INPUT DATA:

####################

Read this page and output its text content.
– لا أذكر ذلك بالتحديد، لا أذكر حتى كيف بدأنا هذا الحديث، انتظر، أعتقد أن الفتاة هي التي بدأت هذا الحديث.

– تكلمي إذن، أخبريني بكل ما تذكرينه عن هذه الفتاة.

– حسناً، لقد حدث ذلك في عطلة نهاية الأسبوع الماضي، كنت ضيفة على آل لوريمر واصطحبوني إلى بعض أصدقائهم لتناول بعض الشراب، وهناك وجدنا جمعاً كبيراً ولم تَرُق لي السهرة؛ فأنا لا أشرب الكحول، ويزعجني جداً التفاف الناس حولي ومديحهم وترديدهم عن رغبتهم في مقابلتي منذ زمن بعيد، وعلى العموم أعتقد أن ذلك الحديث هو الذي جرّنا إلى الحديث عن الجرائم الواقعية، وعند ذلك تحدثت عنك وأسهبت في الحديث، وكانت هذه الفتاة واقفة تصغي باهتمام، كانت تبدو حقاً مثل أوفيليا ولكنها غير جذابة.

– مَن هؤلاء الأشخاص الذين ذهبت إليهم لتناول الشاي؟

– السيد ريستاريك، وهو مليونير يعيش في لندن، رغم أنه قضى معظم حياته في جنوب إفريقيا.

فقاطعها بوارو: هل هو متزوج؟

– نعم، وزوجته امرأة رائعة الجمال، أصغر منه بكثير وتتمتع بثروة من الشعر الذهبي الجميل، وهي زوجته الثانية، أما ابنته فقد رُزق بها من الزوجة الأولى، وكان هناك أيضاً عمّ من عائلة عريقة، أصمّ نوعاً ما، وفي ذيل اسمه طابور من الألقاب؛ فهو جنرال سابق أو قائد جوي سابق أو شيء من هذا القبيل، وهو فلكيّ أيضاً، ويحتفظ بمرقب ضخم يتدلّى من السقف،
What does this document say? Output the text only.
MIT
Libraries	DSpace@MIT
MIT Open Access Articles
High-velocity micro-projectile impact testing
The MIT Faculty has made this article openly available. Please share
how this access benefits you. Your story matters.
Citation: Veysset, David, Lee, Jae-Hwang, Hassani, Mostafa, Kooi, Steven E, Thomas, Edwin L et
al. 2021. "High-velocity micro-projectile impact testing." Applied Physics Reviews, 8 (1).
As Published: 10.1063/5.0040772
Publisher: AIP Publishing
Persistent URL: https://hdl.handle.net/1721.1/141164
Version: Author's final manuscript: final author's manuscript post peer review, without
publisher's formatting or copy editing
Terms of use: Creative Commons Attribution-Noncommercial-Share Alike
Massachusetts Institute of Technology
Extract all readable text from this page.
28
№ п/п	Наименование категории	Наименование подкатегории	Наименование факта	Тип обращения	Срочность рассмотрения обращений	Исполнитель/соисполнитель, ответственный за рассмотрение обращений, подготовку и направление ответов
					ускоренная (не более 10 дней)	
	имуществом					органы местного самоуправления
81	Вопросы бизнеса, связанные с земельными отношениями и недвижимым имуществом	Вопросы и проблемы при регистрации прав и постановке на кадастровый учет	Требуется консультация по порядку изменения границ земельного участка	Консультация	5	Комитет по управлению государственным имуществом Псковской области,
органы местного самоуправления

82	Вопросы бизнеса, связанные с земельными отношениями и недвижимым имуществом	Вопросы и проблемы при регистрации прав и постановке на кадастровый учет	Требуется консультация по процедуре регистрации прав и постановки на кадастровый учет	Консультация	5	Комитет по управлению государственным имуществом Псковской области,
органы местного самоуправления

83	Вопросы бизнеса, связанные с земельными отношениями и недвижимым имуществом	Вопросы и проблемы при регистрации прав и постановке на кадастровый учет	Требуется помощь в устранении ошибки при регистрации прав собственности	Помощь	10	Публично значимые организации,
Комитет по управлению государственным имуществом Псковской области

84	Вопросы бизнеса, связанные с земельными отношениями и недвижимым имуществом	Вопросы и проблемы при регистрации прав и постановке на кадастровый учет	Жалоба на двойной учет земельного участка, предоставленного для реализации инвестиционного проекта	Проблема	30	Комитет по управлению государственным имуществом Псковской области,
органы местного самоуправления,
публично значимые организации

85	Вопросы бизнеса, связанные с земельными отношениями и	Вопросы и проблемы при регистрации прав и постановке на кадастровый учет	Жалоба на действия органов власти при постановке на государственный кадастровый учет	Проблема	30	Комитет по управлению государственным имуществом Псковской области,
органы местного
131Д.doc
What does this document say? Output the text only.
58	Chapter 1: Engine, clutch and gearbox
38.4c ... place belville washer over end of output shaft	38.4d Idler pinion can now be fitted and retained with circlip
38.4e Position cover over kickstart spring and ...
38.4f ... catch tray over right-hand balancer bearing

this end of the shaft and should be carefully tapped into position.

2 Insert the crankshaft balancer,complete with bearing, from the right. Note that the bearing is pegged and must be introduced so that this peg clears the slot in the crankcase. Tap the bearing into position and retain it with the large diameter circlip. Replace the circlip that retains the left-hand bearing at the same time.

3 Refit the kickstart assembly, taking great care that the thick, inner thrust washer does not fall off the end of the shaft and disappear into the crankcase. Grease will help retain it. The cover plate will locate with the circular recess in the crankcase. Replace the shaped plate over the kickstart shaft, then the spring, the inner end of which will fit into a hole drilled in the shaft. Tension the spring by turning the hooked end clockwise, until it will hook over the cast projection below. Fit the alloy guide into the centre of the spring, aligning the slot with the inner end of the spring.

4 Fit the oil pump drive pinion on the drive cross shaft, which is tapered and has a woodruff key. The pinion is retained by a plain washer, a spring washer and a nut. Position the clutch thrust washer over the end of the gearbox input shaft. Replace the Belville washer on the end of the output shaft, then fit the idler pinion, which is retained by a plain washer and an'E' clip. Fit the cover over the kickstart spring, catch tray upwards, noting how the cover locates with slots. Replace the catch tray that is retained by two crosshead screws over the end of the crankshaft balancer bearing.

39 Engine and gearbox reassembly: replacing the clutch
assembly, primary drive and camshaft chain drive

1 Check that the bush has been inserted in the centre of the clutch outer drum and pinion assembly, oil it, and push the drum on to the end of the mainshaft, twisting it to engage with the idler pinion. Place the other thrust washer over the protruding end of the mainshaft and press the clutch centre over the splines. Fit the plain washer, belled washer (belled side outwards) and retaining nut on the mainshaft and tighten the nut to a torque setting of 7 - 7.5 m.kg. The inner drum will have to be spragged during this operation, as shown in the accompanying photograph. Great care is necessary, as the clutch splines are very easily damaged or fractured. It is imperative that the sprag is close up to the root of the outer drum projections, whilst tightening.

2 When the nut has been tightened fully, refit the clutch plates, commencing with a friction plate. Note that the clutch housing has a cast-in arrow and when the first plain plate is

####################

WHAT THE TASK ASKS:
In the records above, find each line holding "velocity" and copy it.

TASK SOLUTION:
High-velocity micro-projectile impact testing
al. 2021. "High-velocity micro-projectile impact testing." Applied Physics Reviews, 8 (1).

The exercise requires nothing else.